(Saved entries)
--------------------------------------------------
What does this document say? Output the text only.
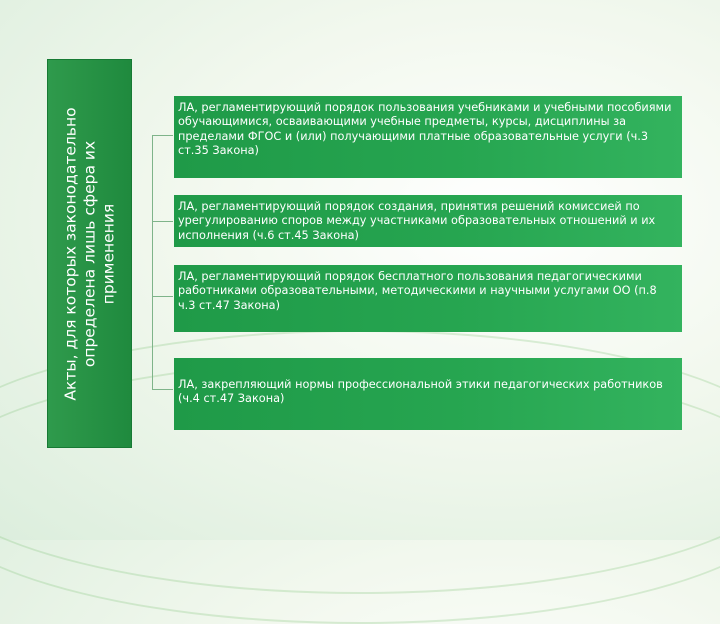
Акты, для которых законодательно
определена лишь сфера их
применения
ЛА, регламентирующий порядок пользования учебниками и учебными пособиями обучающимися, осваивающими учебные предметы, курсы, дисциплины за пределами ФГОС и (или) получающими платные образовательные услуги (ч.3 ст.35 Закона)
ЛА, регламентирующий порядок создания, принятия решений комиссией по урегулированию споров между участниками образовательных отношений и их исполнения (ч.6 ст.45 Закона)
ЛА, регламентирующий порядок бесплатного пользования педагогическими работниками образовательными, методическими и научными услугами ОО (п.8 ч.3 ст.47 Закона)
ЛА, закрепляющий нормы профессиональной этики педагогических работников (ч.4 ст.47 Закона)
--------------------------------------------------
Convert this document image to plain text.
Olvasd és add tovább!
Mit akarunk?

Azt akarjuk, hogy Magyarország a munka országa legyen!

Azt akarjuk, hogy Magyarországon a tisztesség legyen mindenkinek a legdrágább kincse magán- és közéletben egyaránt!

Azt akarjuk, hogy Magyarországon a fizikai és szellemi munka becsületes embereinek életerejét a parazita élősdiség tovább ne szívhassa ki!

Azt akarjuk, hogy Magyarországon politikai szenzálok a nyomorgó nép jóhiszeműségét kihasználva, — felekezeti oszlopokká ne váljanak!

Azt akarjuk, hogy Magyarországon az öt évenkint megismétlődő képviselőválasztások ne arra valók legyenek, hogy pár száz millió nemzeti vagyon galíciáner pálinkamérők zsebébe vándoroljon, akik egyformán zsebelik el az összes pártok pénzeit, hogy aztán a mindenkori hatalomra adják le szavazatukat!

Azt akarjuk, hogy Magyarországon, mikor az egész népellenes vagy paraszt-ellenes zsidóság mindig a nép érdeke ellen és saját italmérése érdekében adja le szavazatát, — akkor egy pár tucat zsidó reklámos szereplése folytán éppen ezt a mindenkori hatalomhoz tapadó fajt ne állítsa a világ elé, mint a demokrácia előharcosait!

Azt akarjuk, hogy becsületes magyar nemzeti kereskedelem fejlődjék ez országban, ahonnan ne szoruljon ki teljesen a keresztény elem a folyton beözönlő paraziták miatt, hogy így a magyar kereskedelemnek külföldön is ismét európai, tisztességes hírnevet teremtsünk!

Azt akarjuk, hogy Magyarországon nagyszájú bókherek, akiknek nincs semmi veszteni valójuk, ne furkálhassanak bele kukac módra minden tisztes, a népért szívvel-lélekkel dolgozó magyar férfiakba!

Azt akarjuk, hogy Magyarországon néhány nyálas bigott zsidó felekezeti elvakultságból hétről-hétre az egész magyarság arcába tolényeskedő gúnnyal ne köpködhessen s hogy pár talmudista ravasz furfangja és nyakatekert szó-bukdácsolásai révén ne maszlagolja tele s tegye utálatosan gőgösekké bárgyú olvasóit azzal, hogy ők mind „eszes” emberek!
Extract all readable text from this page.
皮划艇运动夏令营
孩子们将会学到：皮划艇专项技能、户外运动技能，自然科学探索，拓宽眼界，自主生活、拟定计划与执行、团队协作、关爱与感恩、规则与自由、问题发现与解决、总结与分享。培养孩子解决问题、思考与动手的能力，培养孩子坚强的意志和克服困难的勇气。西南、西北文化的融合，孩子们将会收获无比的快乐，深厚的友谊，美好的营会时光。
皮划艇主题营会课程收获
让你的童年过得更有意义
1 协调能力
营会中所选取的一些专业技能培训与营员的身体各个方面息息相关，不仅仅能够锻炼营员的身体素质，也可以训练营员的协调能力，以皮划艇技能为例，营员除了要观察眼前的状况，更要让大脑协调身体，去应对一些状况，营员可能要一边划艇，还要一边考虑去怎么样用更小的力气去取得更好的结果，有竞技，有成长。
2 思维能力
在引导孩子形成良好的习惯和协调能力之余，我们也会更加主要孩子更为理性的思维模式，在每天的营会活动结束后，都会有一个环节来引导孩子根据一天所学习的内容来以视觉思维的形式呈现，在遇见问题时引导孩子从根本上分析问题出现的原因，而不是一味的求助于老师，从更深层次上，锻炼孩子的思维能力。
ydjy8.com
--------------------------------------------------
- [Work to complete]:
Go over the data above and copy every line that has the word "nemzeti" in it.

- [Task solution]:
Azt akarjuk, hogy Magyarországon az öt évenkint megismétlődő képviselőválasztások ne arra valók legyenek, hogy pár száz millió nemzeti vagyon galíciáner pálinkamérők zsebébe vándoroljon, akik egyformán zsebelik el az összes pártok pénzeit, hogy aztán a mindenkori hatalomra adják le szavazatukat!
Azt akarjuk, hogy becsületes magyar nemzeti kereskedelem fejlődjék ez országban, ahonnan ne szoruljon ki teljesen a keresztény elem a folyton beözönlő paraziták miatt, hogy így a magyar kereskedelemnek külföldön is ismét európai, tisztességes hírnevet teremtsünk!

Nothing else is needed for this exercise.